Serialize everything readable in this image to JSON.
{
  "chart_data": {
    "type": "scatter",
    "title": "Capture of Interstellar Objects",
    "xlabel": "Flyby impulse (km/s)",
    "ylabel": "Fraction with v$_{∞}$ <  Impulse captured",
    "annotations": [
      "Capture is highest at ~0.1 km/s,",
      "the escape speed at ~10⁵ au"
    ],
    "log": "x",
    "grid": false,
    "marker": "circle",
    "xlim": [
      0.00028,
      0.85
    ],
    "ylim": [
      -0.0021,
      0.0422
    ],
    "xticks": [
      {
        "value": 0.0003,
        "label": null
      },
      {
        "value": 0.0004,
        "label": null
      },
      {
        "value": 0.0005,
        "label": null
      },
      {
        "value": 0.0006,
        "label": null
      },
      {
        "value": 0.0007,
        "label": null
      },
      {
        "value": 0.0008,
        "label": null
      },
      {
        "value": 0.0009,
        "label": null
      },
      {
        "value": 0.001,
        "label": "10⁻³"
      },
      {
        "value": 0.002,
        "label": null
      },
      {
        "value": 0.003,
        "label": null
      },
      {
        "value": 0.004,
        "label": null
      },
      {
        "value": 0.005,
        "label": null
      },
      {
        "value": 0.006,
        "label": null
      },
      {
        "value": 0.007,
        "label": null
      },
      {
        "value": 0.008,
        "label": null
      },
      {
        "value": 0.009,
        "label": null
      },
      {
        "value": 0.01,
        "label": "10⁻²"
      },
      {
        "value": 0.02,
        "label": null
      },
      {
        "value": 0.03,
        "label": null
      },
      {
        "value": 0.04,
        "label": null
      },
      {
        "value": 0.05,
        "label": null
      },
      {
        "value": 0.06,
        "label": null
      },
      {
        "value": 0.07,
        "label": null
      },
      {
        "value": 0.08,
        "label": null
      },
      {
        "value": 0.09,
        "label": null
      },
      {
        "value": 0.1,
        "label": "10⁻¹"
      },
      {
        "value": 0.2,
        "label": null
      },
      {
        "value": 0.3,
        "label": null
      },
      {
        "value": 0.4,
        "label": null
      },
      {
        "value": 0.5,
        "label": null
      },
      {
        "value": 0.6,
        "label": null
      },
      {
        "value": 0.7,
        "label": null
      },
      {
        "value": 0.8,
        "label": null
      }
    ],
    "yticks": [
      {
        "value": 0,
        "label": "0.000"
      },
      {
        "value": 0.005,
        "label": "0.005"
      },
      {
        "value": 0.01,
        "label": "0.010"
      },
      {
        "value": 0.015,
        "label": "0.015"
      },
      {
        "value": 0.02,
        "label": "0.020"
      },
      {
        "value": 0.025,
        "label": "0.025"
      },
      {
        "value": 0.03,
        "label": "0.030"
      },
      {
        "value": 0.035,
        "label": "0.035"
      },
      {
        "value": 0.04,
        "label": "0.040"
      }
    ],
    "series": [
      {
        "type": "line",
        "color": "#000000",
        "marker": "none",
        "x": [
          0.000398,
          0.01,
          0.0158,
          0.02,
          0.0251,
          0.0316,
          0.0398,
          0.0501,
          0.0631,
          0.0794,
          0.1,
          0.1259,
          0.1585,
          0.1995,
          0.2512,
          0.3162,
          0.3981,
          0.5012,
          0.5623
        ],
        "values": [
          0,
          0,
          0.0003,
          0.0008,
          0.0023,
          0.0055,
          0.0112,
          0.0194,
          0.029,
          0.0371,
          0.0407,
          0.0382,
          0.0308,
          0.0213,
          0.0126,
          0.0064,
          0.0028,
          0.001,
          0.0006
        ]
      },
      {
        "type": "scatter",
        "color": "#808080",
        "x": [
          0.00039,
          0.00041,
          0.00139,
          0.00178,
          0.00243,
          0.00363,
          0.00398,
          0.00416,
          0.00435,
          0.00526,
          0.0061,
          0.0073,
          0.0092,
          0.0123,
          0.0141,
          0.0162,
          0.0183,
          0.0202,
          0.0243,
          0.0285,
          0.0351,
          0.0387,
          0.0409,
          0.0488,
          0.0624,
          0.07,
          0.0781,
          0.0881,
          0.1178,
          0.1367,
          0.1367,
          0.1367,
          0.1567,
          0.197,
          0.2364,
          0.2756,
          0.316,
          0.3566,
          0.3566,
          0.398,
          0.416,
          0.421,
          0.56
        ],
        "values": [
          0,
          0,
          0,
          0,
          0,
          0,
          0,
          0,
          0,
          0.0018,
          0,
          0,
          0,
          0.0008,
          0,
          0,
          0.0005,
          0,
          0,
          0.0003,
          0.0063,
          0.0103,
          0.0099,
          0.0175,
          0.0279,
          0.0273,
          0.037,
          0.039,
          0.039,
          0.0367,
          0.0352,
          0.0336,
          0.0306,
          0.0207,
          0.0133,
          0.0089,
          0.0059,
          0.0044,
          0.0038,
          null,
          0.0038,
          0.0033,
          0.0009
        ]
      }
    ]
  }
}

+ + + + +

Your instructions —
Transcribe the data above in full, exactly.

Finished answer —
Serialize everything readable in this image to JSON.
{
  "chart_data": {
    "type": "scatter",
    "title": "Capture of Interstellar Objects",
    "xlabel": "Flyby impulse (km/s)",
    "ylabel": "Fraction with v$_{∞}$ <  Impulse captured",
    "annotations": [
      "Capture is highest at ~0.1 km/s,",
      "the escape speed at ~10⁵ au"
    ],
    "log": "x",
    "grid": false,
    "marker": "circle",
    "xlim": [
      0.00028,
      0.85
    ],
    "ylim": [
      -0.0021,
      0.0422
    ],
    "xticks": [
      {
        "value": 0.0003,
        "label": null
      },
      {
        "value": 0.0004,
        "label": null
      },
      {
        "value": 0.0005,
        "label": null
      },
      {
        "value": 0.0006,
        "label": null
      },
      {
        "value": 0.0007,
        "label": null
      },
      {
        "value": 0.0008,
        "label": null
      },
      {
        "value": 0.0009,
        "label": null
      },
      {
        "value": 0.001,
        "label": "10⁻³"
      },
      {
        "value": 0.002,
        "label": null
      },
      {
        "value": 0.003,
        "label": null
      },
      {
        "value": 0.004,
        "label": null
      },
      {
        "value": 0.005,
        "label": null
      },
      {
        "value": 0.006,
        "label": null
      },
      {
        "value": 0.007,
        "label": null
      },
      {
        "value": 0.008,
        "label": null
      },
      {
        "value": 0.009,
        "label": null
      },
      {
        "value": 0.01,
        "label": "10⁻²"
      },
      {
        "value": 0.02,
        "label": null
      },
      {
        "value": 0.03,
        "label": null
      },
      {
        "value": 0.04,
        "label": null
      },
      {
        "value": 0.05,
        "label": null
      },
      {
        "value": 0.06,
        "label": null
      },
      {
        "value": 0.07,
        "label": null
      },
      {
        "value": 0.08,
        "label": null
      },
      {
        "value": 0.09,
        "label": null
      },
      {
        "value": 0.1,
        "label": "10⁻¹"
      },
      {
        "value": 0.2,
        "label": null
      },
      {
        "value": 0.3,
        "label": null
      },
      {
        "value": 0.4,
        "label": null
      },
      {
        "value": 0.5,
        "label": null
      },
      {
        "value": 0.6,
        "label": null
      },
      {
        "value": 0.7,
        "label": null
      },
      {
        "value": 0.8,
        "label": null
      }
    ],
    "yticks": [
      {
        "value": 0,
        "label": "0.000"
      },
      {
        "value": 0.005,
        "label": "0.005"
      },
      {
        "value": 0.01,
        "label": "0.010"
      },
      {
        "value": 0.015,
        "label": "0.015"
      },
      {
        "value": 0.02,
        "label": "0.020"
      },
      {
        "value": 0.025,
        "label": "0.025"
      },
      {
        "value": 0.03,
        "label": "0.030"
      },
      {
        "value": 0.035,
        "label": "0.035"
      },
      {
        "value": 0.04,
        "label": "0.040"
      }
    ],
    "series": [
      {
        "type": "line",
        "color": "#000000",
        "marker": "none",
        "x": [
          0.000398,
          0.01,
          0.0158,
          0.02,
          0.0251,
          0.0316,
          0.0398,
          0.0501,
          0.0631,
          0.0794,
          0.1,
          0.1259,
          0.1585,
          0.1995,
          0.2512,
          0.3162,
          0.3981,
          0.5012,
          0.5623
        ],
        "values": [
          0,
          0,
          0.0003,
          0.0008,
          0.0023,
          0.0055,
          0.0112,
          0.0194,
          0.029,
          0.0371,
          0.0407,
          0.0382,
          0.0308,
          0.0213,
          0.0126,
          0.0064,
          0.0028,
          0.001,
          0.0006
        ]
      },
      {
        "type": "scatter",
        "color": "#808080",
        "x": [
          0.00039,
          0.00041,
          0.00139,
          0.00178,
          0.00243,
          0.00363,
          0.00398,
          0.00416,
          0.00435,
          0.00526,
          0.0061,
          0.0073,
          0.0092,
          0.0123,
          0.0141,
          0.0162,
          0.0183,
          0.0202,
          0.0243,
          0.0285,
          0.0351,
          0.0387,
          0.0409,
          0.0488,
          0.0624,
          0.07,
          0.0781,
          0.0881,
          0.1178,
          0.1367,
          0.1367,
          0.1367,
          0.1567,
          0.197,
          0.2364,
          0.2756,
          0.316,
          0.3566,
          0.3566,
          0.398,
          0.416,
          0.421,
          0.56
        ],
        "values": [
          0,
          0,
          0,
          0,
          0,
          0,
          0,
          0,
          0,
          0.0018,
          0,
          0,
          0,
          0.0008,
          0,
          0,
          0.0005,
          0,
          0,
          0.0003,
          0.0063,
          0.0103,
          0.0099,
          0.0175,
          0.0279,
          0.0273,
          0.037,
          0.039,
          0.039,
          0.0367,
          0.0352,
          0.0336,
          0.0306,
          0.0207,
          0.0133,
          0.0089,
          0.0059,
          0.0044,
          0.0038,
          null,
          0.0038,
          0.0033,
          0.0009
        ]
      }
    ]
  }
}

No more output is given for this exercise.